Set problem -> Copy every line from the data below in which the string "span" can be found.

Dataset entries:

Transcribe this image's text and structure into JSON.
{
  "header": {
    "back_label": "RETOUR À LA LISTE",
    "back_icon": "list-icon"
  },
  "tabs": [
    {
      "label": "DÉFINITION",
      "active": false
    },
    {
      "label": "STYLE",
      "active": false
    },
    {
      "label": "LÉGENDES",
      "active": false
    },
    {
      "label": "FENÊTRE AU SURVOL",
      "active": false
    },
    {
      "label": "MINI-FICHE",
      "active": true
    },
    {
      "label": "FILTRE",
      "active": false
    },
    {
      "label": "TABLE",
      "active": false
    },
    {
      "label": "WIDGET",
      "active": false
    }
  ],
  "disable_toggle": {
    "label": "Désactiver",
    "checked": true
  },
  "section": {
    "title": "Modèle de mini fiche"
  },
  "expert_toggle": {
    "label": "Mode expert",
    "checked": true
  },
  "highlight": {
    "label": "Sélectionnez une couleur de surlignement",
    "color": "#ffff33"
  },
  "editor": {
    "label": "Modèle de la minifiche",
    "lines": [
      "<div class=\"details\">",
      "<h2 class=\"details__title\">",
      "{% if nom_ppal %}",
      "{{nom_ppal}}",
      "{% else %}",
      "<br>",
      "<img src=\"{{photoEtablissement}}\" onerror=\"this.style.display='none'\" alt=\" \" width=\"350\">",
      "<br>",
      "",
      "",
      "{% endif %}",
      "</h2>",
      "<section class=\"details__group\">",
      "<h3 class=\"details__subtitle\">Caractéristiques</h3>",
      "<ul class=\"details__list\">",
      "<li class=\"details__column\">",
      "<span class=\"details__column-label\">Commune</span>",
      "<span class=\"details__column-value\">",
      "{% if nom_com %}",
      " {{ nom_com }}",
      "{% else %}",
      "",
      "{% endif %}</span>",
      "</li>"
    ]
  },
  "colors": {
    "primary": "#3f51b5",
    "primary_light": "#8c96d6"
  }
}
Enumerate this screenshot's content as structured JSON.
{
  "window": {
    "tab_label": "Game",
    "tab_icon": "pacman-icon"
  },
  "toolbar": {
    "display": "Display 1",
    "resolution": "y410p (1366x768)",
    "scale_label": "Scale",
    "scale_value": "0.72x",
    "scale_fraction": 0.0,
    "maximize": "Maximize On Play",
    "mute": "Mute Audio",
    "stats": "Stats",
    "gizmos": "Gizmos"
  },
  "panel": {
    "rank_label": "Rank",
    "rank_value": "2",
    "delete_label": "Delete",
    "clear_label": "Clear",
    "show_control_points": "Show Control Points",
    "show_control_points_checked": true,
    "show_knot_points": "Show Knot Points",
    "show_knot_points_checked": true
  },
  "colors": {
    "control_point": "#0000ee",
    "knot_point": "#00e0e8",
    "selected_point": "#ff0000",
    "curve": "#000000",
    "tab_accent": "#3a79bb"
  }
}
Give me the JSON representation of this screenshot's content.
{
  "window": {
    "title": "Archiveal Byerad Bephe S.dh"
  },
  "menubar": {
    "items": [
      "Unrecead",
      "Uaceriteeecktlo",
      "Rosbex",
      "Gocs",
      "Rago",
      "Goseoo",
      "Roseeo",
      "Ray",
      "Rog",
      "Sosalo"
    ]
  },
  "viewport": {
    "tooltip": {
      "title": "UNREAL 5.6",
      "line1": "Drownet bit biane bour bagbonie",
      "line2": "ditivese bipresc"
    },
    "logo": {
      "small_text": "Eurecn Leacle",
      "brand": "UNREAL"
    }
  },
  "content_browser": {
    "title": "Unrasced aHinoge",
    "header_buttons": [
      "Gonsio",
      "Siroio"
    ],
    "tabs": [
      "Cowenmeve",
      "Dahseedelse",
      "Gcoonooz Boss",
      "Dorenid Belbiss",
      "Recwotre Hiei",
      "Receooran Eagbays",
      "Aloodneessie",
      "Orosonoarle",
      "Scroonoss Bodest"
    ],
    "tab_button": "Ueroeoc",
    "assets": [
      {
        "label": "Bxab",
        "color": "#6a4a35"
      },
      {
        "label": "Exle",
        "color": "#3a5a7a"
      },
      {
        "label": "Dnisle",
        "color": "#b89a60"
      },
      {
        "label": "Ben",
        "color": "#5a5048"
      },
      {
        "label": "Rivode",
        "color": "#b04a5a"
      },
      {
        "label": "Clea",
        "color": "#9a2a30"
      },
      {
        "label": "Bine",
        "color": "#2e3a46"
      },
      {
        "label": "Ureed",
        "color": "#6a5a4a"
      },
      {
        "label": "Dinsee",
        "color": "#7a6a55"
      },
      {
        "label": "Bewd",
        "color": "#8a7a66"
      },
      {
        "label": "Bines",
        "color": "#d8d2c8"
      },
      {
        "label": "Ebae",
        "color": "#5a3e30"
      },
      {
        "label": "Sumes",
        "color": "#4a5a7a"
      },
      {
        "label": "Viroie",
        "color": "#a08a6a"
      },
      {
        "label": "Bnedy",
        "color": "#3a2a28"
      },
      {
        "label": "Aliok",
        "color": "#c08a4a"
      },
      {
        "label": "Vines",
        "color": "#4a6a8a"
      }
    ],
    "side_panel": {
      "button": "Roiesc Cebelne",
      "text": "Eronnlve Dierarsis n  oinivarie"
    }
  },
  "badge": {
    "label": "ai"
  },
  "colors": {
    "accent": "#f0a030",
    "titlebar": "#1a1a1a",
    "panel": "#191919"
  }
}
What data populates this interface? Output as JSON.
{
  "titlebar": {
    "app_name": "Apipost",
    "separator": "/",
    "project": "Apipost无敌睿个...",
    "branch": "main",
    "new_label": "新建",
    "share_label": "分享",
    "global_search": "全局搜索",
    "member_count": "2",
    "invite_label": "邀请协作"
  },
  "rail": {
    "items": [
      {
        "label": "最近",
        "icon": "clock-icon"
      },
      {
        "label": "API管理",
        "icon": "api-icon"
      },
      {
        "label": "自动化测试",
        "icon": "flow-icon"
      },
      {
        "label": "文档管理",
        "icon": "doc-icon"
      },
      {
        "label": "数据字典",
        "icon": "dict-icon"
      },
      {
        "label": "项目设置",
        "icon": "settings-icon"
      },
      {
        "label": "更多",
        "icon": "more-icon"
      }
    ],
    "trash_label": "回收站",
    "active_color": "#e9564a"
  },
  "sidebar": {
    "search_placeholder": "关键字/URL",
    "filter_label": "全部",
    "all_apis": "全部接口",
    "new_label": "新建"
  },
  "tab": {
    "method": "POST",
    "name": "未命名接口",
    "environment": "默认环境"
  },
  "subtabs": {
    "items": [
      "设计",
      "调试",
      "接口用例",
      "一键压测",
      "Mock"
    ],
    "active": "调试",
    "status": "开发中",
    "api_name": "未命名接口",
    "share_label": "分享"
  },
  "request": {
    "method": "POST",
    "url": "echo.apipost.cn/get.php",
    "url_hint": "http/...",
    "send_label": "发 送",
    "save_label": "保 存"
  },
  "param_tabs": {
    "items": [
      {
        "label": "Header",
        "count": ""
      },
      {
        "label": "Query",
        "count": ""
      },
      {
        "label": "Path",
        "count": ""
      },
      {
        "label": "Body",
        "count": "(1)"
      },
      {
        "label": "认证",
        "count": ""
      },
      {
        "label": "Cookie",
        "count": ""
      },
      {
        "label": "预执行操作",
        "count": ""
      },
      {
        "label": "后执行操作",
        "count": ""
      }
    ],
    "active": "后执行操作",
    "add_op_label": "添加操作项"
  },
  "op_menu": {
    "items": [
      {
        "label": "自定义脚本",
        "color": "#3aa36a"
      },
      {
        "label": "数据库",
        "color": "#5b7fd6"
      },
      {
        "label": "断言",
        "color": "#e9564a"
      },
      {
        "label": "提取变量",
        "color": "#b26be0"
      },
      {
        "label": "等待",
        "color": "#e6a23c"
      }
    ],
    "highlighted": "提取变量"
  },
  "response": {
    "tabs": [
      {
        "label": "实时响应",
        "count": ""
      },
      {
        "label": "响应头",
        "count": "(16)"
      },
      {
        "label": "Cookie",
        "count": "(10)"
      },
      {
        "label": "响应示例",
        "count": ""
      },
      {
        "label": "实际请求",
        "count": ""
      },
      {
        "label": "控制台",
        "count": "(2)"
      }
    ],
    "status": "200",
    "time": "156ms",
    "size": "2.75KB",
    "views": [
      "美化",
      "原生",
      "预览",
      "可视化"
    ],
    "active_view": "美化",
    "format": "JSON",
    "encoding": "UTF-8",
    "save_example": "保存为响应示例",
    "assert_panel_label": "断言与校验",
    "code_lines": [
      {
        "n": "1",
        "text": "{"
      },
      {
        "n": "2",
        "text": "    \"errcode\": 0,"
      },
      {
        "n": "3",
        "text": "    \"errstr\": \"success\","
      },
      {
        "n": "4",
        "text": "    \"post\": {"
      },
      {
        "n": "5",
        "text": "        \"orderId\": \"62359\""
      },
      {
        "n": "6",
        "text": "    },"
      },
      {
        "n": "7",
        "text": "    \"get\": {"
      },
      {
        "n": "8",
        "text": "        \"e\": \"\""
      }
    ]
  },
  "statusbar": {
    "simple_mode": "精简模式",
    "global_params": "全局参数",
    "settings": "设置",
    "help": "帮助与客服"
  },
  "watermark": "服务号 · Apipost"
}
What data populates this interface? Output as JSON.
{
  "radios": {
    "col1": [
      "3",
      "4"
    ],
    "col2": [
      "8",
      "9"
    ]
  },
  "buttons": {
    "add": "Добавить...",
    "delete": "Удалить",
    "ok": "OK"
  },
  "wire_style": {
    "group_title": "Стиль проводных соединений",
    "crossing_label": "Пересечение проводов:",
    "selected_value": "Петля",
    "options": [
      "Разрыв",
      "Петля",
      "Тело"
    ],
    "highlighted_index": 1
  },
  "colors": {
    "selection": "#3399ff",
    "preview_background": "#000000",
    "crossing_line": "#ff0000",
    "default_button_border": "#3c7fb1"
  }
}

Result of the exercise ->
      "<span class=\"details__column-label\">Commune</span>",
      "<span class=\"details__column-value\">",
      "{% endif %}</span>",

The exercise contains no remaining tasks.